• _What you are asked to do_
Please reproduce the material word for word, starting at the line with "bar [420,955,501,977]" and ending at the line with "bar [420,427,693,448]", both of those lines included.

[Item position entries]
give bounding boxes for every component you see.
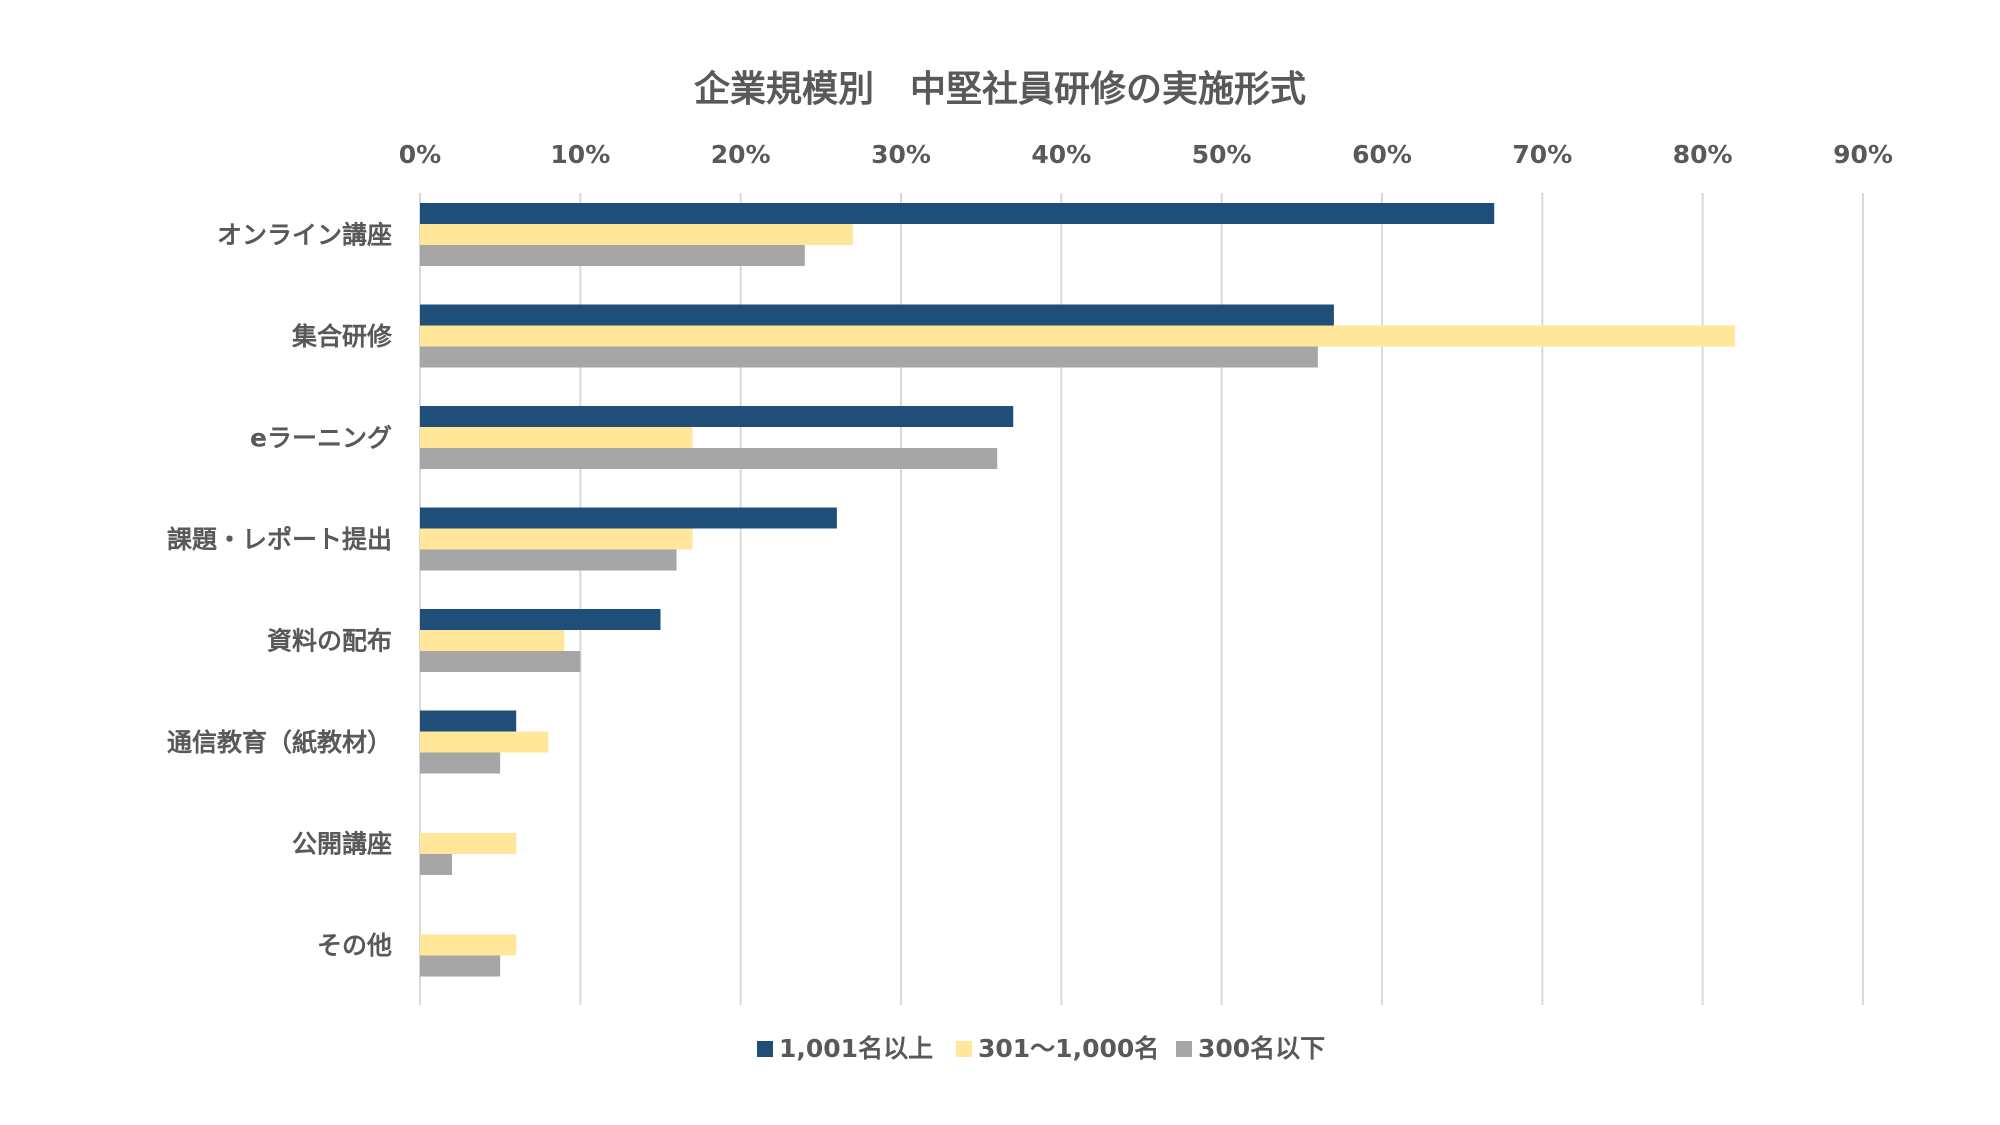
bar [420,955,501,977]
x-tick-label: 50% [1192,140,1252,169]
category-label: 課題・レポート提出 [167,525,392,554]
category-label: 通信教育（紙教材） [167,728,392,757]
bar [420,731,549,753]
bar [420,651,581,672]
legend-swatch [1176,1041,1192,1057]
bar [420,630,565,651]
category-label: 資料の配布 [267,627,392,656]
bar [420,427,693,448]
bar [420,507,837,529]
legend-label: 1,001名以上 [779,1034,933,1063]
x-tick-label: 0% [399,140,441,169]
bar [420,224,853,245]
x-tick-label: 80% [1673,140,1733,169]
category-label: 公開講座 [292,830,392,859]
bar [420,448,998,469]
x-tick-label: 10% [550,140,610,169]
bar [420,203,1495,224]
legend-swatch [757,1041,773,1057]
category-label: オンライン講座 [217,221,392,250]
x-tick-label: 90% [1833,140,1893,169]
x-tick-label: 40% [1031,140,1091,169]
x-tick-label: 30% [871,140,931,169]
category-label: その他 [317,931,392,960]
category-label: 集合研修 [291,322,393,351]
x-tick-label: 60% [1352,140,1412,169]
bars [420,203,1735,977]
bar [420,245,805,266]
bar [420,934,517,956]
bar [420,609,661,630]
legend-label: 300名以下 [1198,1034,1325,1063]
bar [420,854,453,875]
bar [420,528,693,550]
x-axis-ticks: 0% 10% 20% 30% 40% 50% 60% 70% 80% 90% [399,140,1893,169]
x-tick-label: 70% [1512,140,1572,169]
bar [420,752,501,774]
bar [420,833,517,854]
bar [420,325,1735,347]
bar [420,549,677,571]
legend-label: 301〜1,000名 [978,1034,1159,1063]
bar [420,304,1334,326]
legend-swatch [956,1041,972,1057]
legend: 1,001名以上 301〜1,000名 300名以下 [757,1034,1325,1063]
bar [420,710,517,732]
bar [420,406,1014,427]
x-tick-label: 20% [711,140,771,169]
bar [420,346,1318,368]
chart-title: 企業規模別 中堅社員研修の実施形式 [694,68,1306,110]
category-label: eラーニング [250,424,392,453]
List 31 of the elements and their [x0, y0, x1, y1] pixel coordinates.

• _Output of the exercise_
bar [420,955,501,977]
x-tick-label: 50% [1192,140,1252,169]
category-label: 課題・レポート提出 [167,525,392,554]
category-label: 通信教育（紙教材） [167,728,392,757]
bar [420,731,549,753]
bar [420,651,581,672]
legend-swatch [1176,1041,1192,1057]
bar [420,630,565,651]
category-label: 資料の配布 [267,627,392,656]
bar [420,427,693,448]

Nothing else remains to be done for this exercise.